[Stored data entries]
<<<<

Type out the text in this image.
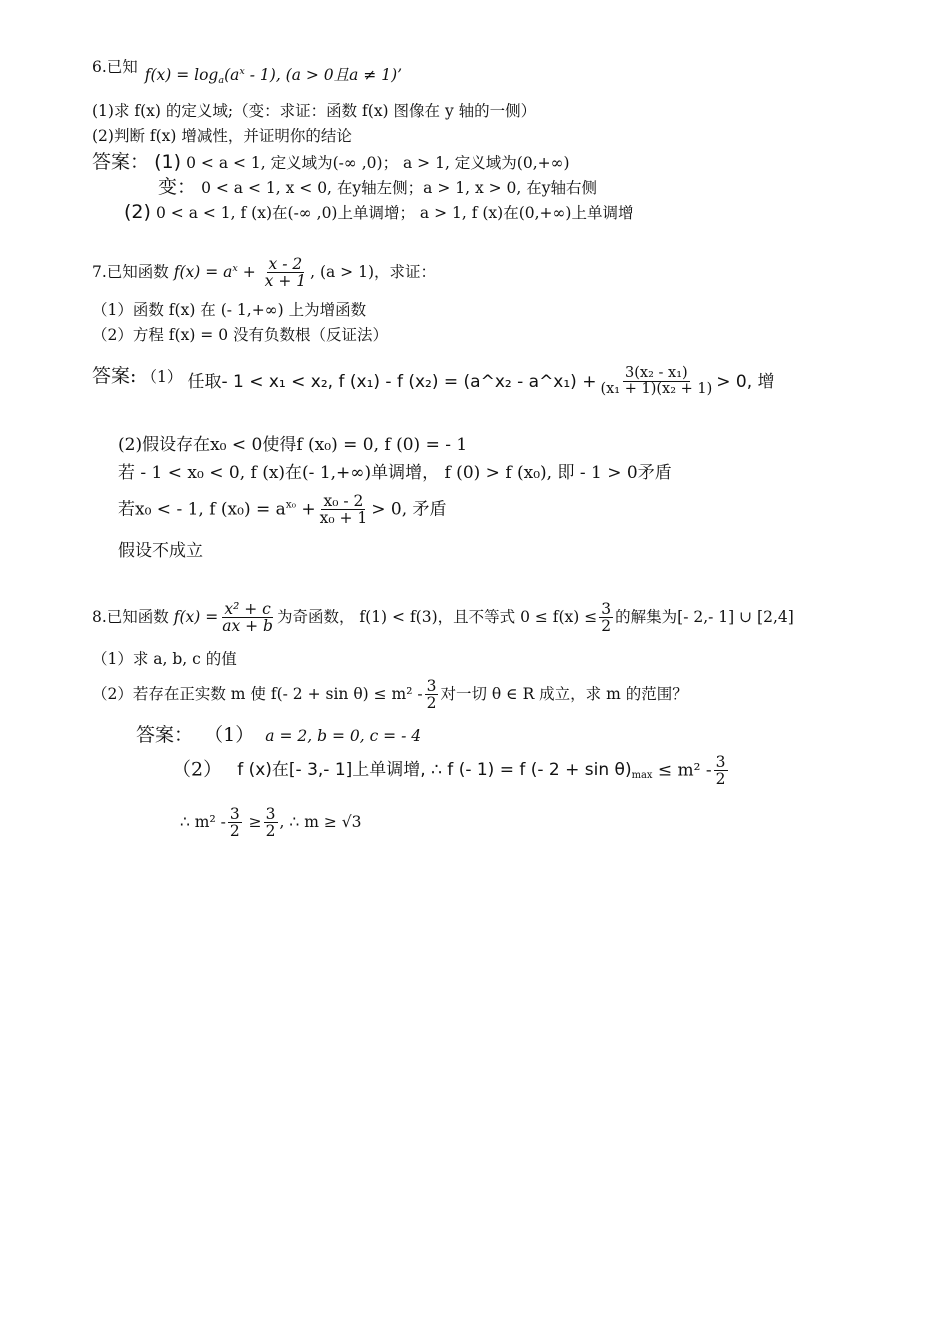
6.已知 $f(x) = \log_a(a^x - 1)$, (a > 0且a ≠ 1)’
(1)求 f(x) 的定义域;（变：求证：函数 f(x) 图像在 y 轴的一侧）
(2)判断 f(x) 增减性，并证明你的结论
答案： (1) 0 < a < 1, 定义域为(-∞ ,0)； a > 1, 定义域为(0,+∞)
变： 0 < a < 1, x < 0, 在y轴左侧；a > 1, x > 0, 在y轴右侧
(2) 0 < a < 1, f (x)在(-∞ ,0)上单调增； a > 1, f (x)在(0,+∞)上单调增
7.已知函数 $f(x) = a^x + \frac{x - 2}{x + 1}$ , (a > 1)，求证：
（1）函数 f(x) 在 (- 1,+∞) 上为增函数
（2）方程 f(x) = 0 没有负数根（反证法）
答案: （1） 任取- 1 < x₁ < x₂, f (x₁) - f (x₂) = (a^x₂ - a^x₁) + $\frac{\text{3(x₂ - x₁)}}{\text{(x₁ + 1)(x₂ + 1)}} > 0$, 增
(2)假设存在x₀ < 0使得f (x₀) = 0, f (0) = - 1
若 - 1 < x₀ < 0, f (x)在(- 1,+∞)单调增， f (0) > f (x₀), 即 - 1 > 0矛盾
若x₀ < - 1, f $(x_0) = a^{x_0} + \frac{\text{x₀ - 2}}{\text{x₀ + 1}} > 0$, 矛盾
假设不成立
8.已知函数 $f(x) = \frac{\text{x² + c}}{ax + b}$ 为奇函数， f(1) < f(3)，且不等式 $0 \le f(x) \le \frac{3}{2}$ 的解集为[- 2,- 1] ∪ [2,4]
（1）求 a, b, c 的值
（2）若存在正实数 m 使 f(- $2 + \sin \theta) \le m^2 - \frac{3}{2}$ 对一切 θ ∈ R 成立，求 m 的范围？
答案： （1） a = 2, b = 0, c = - 4
（2） f (x)在[- 3,- 1]上单调增, ∴ f (- 1) = f (- $2 + \sin \theta)_{max} \le m^2 - \frac{3}{2}$
∴ $m^2 - \frac{3}{2} \ge \frac{3}{2}$ , ∴ m ≥ √3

>>>>

The exercise:
Copy out every line of the material above that mentions the word "theta".

Solution for this task:
（2）若存在正实数 m 使 f(- $2 + \sin \theta) \le m^2 - \frac{3}{2}$ 对一切 θ ∈ R 成立，求 m 的范围？
（2） f (x)在[- 3,- 1]上单调增, ∴ f (- 1) = f (- $2 + \sin \theta)_{max} \le m^2 - \frac{3}{2}$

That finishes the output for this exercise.